===== SUPPLIED DATA =====

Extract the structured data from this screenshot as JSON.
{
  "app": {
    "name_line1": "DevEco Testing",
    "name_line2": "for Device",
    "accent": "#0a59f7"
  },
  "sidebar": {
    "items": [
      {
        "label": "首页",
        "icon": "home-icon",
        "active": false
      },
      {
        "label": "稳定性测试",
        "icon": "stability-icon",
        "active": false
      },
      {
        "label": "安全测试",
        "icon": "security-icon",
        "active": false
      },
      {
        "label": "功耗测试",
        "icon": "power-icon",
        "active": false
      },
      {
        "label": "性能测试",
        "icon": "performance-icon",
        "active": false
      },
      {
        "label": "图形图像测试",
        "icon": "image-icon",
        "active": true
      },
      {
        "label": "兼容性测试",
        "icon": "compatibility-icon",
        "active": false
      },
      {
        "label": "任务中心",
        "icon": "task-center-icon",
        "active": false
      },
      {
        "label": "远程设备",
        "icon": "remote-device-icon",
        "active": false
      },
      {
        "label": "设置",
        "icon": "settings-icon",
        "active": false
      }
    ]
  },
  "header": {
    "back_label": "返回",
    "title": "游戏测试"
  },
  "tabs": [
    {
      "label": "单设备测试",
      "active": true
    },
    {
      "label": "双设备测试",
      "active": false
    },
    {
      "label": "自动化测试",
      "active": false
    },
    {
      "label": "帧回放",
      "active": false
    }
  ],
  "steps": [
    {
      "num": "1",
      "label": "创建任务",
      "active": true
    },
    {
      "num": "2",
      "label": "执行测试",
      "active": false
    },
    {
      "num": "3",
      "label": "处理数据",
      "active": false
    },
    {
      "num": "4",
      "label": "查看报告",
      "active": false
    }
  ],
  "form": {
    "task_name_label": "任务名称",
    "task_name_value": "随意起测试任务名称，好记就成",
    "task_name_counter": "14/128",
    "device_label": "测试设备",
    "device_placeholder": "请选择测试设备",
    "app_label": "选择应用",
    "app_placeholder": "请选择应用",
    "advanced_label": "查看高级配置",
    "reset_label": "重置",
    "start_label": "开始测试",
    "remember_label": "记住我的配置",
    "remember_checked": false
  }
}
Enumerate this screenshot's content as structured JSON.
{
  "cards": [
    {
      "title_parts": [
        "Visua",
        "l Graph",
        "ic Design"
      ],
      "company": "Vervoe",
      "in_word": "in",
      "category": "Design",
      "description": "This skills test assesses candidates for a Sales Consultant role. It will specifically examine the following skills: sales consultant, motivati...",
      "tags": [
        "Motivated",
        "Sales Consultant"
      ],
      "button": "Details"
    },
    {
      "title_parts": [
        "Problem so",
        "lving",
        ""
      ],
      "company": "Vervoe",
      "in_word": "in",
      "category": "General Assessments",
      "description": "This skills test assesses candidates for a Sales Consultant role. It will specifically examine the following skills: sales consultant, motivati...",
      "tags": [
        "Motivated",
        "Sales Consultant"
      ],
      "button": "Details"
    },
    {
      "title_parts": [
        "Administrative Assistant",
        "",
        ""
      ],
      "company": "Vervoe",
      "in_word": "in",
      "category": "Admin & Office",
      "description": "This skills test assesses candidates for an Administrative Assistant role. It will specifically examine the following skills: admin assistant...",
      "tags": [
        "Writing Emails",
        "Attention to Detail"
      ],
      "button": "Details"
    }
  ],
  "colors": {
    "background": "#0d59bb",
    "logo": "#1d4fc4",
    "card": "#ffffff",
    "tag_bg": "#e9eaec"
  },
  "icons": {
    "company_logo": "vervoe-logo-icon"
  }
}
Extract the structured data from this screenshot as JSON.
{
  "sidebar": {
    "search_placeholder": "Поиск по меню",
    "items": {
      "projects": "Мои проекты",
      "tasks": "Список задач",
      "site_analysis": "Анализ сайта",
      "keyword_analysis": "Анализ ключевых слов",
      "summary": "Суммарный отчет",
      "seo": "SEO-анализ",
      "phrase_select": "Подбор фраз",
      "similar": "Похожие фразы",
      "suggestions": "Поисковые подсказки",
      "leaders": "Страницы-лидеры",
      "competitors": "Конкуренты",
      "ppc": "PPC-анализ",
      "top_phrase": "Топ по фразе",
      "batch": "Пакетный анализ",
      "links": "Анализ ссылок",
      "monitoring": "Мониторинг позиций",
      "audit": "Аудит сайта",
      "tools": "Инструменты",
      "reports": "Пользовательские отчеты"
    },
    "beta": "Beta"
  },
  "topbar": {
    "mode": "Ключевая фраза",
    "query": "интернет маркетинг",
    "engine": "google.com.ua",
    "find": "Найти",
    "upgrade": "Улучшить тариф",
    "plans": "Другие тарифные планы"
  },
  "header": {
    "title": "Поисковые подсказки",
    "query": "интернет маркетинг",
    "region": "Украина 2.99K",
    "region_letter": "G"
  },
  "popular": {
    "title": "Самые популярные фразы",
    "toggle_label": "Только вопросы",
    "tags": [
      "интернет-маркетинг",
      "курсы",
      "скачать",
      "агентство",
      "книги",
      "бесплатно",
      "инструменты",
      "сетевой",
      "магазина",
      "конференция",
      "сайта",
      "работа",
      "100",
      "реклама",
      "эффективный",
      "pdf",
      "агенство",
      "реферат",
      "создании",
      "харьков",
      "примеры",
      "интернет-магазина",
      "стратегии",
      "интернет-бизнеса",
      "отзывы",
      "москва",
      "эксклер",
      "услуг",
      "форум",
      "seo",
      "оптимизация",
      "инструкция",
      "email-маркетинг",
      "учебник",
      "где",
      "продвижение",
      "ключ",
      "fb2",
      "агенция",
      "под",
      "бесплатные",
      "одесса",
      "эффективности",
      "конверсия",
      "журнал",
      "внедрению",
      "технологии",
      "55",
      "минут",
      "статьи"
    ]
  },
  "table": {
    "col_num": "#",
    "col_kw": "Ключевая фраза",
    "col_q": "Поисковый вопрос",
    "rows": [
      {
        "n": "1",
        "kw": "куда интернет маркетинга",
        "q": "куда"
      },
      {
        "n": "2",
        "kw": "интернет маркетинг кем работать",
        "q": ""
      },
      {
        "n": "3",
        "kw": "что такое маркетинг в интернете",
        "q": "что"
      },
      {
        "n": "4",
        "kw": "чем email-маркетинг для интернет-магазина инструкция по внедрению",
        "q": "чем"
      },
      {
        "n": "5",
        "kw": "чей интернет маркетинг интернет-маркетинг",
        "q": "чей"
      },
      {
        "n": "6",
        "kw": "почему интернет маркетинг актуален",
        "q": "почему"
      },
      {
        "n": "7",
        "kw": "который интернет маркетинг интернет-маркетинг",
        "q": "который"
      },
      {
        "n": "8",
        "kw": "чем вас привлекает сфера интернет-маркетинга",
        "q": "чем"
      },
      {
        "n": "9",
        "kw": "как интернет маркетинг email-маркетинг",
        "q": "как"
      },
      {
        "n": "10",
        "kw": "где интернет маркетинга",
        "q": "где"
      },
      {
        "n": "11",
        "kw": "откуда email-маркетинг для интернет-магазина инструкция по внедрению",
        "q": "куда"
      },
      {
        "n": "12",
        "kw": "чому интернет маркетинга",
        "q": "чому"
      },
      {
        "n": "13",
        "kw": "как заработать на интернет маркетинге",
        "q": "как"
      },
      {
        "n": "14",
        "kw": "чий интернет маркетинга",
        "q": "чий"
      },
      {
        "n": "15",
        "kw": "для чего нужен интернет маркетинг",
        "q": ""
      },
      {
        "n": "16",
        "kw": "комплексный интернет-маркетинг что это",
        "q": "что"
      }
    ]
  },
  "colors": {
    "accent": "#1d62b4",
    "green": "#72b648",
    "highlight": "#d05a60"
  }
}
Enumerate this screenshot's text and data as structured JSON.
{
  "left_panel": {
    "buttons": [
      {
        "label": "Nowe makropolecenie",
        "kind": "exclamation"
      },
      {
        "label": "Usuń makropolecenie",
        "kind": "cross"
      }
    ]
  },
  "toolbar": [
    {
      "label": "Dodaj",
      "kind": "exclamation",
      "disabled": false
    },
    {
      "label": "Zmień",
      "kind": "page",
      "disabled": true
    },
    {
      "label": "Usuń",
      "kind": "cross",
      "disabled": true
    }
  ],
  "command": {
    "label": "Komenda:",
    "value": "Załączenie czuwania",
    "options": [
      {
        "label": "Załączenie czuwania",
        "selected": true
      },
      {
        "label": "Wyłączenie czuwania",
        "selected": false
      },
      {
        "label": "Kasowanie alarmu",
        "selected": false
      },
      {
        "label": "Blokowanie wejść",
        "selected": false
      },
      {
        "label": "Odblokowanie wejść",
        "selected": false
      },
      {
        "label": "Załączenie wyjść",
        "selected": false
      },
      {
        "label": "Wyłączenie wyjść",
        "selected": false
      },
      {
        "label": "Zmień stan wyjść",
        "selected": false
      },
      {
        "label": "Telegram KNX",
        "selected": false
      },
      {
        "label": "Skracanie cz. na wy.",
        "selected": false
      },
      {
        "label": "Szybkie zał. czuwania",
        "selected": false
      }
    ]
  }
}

=====

__WHAT YOU WILL DO__.
Report each line in the data that holds the word "подсказки".

__ANSWER FOR THIS EXERCISE__.
      "suggestions": "Поисковые подсказки",
    "title": "Поисковые подсказки",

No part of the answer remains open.